■ Short task ■
Scan each line of the records for the word "marker" and extract the ones that have it.

.....

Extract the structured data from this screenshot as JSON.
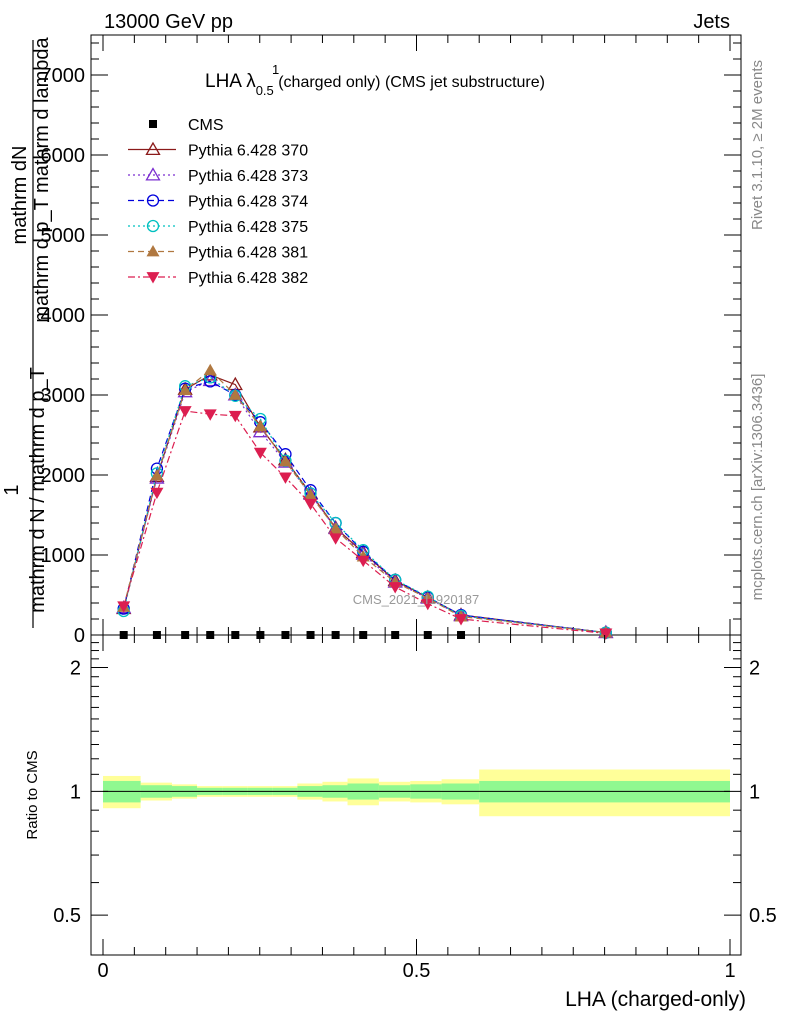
{
  "header": {
    "left": "13000 GeV pp",
    "right": "Jets"
  },
  "side_labels": {
    "rivet": "Rivet 3.1.10, ≥ 2M events",
    "mcplots": "mcplots.cern.ch [arXiv:1306.3436]"
  },
  "watermark": "CMS_2021_I1920187",
  "chart_data": [
    {
      "type": "line",
      "title_main": "LHA λ",
      "title_sup": "1",
      "title_sub": "0.5",
      "title_rest": " (charged only) (CMS jet substructure)",
      "ylabel_top": "mathrm dN",
      "ylabel_top2": "mathrm d p_T mathrm d lambda",
      "ylabel_one": "1",
      "ylabel_bottom": "mathrm d N / mathrm d p_T",
      "xlim": [
        0,
        1
      ],
      "ylim": [
        0,
        7500
      ],
      "yticks": [
        0,
        1000,
        2000,
        3000,
        4000,
        5000,
        6000,
        7000
      ],
      "ytick_labels": [
        "0",
        "1000",
        "2000",
        "3000",
        "4000",
        "5000",
        "6000",
        "7000"
      ],
      "legend_position": "top-left",
      "x": [
        0.033,
        0.086,
        0.131,
        0.171,
        0.211,
        0.251,
        0.291,
        0.331,
        0.371,
        0.415,
        0.466,
        0.518,
        0.571,
        0.802
      ],
      "series": [
        {
          "name": "CMS",
          "color": "#000000",
          "marker": "square",
          "dash": "none",
          "values": [
            0,
            0,
            0,
            0,
            0,
            0,
            0,
            0,
            0,
            0,
            0,
            0,
            0,
            null
          ]
        },
        {
          "name": "Pythia 6.428 370",
          "color": "#8b1a1a",
          "marker": "triangle-open",
          "dash": "solid",
          "values": [
            330,
            1980,
            3070,
            3250,
            3130,
            2600,
            2190,
            1770,
            1340,
            1030,
            680,
            470,
            250,
            30
          ]
        },
        {
          "name": "Pythia 6.428 373",
          "color": "#7b2fd0",
          "marker": "triangle-open",
          "dash": "dotted",
          "values": [
            340,
            1960,
            3040,
            3180,
            3000,
            2540,
            2160,
            1760,
            1330,
            1010,
            660,
            460,
            240,
            30
          ]
        },
        {
          "name": "Pythia 6.428 374",
          "color": "#0000dd",
          "marker": "circle-open",
          "dash": "dashed",
          "values": [
            330,
            2080,
            3080,
            3170,
            3000,
            2660,
            2260,
            1810,
            1400,
            1040,
            690,
            470,
            250,
            30
          ]
        },
        {
          "name": "Pythia 6.428 375",
          "color": "#00c0c0",
          "marker": "circle-open",
          "dash": "dotted",
          "values": [
            300,
            2020,
            3110,
            3220,
            2990,
            2700,
            2180,
            1770,
            1400,
            1060,
            690,
            480,
            240,
            30
          ]
        },
        {
          "name": "Pythia 6.428 381",
          "color": "#b07840",
          "marker": "triangle-filled",
          "dash": "dashed",
          "values": [
            350,
            1990,
            3060,
            3310,
            3000,
            2610,
            2170,
            1750,
            1330,
            980,
            660,
            460,
            230,
            30
          ]
        },
        {
          "name": "Pythia 6.428 382",
          "color": "#dc1e50",
          "marker": "triangle-down-filled",
          "dash": "dashdot",
          "values": [
            360,
            1780,
            2800,
            2760,
            2740,
            2280,
            1970,
            1640,
            1210,
            930,
            600,
            390,
            200,
            20
          ]
        }
      ]
    },
    {
      "type": "area",
      "ylabel": "Ratio to CMS",
      "xlabel": "LHA (charged-only)",
      "xlim": [
        0,
        1
      ],
      "ylim": [
        0.4,
        2.4
      ],
      "log_scale": true,
      "yticks": [
        0.5,
        1,
        2
      ],
      "ytick_labels": [
        "0.5",
        "1",
        "2"
      ],
      "xticks": [
        0,
        0.5,
        1
      ],
      "xtick_labels": [
        "0",
        "0.5",
        "1"
      ],
      "bins": [
        0,
        0.06,
        0.11,
        0.15,
        0.19,
        0.23,
        0.27,
        0.31,
        0.35,
        0.39,
        0.44,
        0.49,
        0.54,
        0.6,
        1.0
      ],
      "band_inner": {
        "color": "#90f890",
        "half_width": [
          0.06,
          0.035,
          0.03,
          0.02,
          0.02,
          0.02,
          0.02,
          0.03,
          0.035,
          0.045,
          0.035,
          0.04,
          0.045,
          0.06
        ]
      },
      "band_outer": {
        "color": "#ffff99",
        "half_width": [
          0.09,
          0.05,
          0.04,
          0.03,
          0.03,
          0.03,
          0.03,
          0.045,
          0.055,
          0.075,
          0.055,
          0.06,
          0.07,
          0.13
        ]
      },
      "reference_value": 1
    }
  ]
}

.....

■ Response for this exercise ■
          "marker": "square",
          "marker": "triangle-open",
          "marker": "triangle-open",
          "marker": "circle-open",
          "marker": "circle-open",
          "marker": "triangle-filled",
          "marker": "triangle-down-filled",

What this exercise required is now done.